Stated problem
Below are some records. Say in a single number how many of their lines include the word "Walsh".

## BEGIN Data for processing

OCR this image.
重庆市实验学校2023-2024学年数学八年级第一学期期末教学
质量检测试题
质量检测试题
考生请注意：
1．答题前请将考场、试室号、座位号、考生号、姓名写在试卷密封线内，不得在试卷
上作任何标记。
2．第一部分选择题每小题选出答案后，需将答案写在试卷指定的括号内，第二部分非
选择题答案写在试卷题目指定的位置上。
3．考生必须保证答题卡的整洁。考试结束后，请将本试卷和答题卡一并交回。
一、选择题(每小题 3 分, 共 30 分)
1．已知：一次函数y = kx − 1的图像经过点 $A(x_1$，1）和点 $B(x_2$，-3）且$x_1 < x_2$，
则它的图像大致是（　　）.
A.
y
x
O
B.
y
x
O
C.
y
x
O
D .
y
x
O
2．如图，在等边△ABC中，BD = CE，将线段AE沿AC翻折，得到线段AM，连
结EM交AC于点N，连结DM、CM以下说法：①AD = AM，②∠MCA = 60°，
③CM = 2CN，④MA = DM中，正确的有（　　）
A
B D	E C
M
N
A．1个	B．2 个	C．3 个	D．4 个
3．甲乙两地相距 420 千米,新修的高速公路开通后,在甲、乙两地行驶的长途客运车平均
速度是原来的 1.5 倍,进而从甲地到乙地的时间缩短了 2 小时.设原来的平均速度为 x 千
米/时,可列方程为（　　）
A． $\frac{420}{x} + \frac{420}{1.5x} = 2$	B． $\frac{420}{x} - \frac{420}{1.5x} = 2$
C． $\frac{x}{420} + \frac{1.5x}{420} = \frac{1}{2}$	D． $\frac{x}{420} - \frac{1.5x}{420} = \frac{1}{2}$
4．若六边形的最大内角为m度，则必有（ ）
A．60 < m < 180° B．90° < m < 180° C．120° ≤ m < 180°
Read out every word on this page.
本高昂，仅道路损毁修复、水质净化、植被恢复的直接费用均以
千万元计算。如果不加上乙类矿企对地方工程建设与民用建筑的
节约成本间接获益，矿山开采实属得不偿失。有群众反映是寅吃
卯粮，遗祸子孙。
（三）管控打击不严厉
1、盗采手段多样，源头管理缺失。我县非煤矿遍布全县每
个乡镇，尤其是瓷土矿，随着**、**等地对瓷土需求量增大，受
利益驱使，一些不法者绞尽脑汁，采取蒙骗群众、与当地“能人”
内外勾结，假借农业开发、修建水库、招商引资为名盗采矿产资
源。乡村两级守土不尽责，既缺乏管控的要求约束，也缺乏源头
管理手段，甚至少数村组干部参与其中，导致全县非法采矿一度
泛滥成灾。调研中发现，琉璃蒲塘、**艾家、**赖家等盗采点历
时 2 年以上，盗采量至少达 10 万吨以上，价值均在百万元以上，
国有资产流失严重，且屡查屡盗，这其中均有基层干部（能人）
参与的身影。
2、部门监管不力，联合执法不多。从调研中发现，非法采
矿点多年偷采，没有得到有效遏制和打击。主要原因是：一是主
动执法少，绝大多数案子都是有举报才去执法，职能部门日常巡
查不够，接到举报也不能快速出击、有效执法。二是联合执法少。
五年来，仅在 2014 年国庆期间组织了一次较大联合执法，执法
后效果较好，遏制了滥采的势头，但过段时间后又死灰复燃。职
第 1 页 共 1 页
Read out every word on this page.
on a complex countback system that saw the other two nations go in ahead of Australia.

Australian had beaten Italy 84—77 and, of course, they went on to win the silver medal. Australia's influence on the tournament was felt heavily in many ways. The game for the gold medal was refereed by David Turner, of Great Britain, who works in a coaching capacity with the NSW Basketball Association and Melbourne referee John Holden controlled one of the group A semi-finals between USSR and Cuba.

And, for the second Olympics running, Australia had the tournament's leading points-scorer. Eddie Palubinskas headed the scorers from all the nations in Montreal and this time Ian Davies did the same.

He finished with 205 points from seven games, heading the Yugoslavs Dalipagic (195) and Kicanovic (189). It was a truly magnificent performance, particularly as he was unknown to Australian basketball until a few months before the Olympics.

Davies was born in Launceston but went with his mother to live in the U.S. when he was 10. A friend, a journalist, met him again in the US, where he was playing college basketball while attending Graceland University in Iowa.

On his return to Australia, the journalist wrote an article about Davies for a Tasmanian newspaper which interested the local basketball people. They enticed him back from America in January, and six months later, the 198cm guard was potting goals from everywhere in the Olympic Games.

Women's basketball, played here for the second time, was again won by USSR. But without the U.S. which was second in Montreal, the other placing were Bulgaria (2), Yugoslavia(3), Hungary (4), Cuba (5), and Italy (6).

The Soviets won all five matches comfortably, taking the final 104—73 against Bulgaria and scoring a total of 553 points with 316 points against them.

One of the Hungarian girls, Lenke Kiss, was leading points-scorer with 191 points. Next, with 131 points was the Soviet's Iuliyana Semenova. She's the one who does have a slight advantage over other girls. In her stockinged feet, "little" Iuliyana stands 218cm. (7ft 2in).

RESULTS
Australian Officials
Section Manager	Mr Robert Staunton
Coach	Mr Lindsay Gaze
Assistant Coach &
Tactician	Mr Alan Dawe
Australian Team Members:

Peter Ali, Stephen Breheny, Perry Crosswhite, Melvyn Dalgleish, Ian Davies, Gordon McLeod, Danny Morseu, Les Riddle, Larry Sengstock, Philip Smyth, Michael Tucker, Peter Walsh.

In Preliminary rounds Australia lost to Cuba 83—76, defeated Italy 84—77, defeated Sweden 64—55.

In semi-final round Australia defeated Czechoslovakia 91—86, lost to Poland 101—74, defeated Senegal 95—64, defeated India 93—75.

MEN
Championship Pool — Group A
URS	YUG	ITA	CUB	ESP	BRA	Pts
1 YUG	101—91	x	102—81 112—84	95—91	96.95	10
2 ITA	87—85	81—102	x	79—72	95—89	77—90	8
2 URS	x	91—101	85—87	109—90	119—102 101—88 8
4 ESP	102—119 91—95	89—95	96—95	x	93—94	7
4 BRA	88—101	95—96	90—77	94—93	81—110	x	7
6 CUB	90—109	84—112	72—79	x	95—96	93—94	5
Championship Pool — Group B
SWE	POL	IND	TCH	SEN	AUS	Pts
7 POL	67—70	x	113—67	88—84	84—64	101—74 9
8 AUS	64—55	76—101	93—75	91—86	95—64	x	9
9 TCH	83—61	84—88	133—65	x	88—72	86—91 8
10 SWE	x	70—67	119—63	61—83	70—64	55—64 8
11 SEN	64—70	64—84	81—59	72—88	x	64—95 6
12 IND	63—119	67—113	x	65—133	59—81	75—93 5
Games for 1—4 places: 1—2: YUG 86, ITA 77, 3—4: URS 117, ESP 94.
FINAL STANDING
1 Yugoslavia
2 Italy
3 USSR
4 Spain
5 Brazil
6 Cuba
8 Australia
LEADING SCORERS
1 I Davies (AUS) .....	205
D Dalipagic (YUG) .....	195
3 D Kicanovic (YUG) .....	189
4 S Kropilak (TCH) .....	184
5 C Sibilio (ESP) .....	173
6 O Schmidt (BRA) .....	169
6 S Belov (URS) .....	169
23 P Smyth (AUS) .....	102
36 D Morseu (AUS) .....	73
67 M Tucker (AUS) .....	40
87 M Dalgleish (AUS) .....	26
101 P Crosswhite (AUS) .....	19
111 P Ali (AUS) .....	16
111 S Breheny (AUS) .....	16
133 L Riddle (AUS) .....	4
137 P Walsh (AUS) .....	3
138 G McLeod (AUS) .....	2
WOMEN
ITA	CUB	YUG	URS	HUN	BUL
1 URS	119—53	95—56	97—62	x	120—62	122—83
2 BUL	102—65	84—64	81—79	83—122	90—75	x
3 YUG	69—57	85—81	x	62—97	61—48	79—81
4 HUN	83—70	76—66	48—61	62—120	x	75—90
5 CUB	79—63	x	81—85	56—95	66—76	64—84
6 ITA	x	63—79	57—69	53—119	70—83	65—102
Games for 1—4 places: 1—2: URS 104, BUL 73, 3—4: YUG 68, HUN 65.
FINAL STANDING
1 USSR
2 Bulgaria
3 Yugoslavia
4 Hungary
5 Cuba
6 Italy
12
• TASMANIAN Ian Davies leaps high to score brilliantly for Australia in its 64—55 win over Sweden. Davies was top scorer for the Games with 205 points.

## END Data for processing

Output of the task
2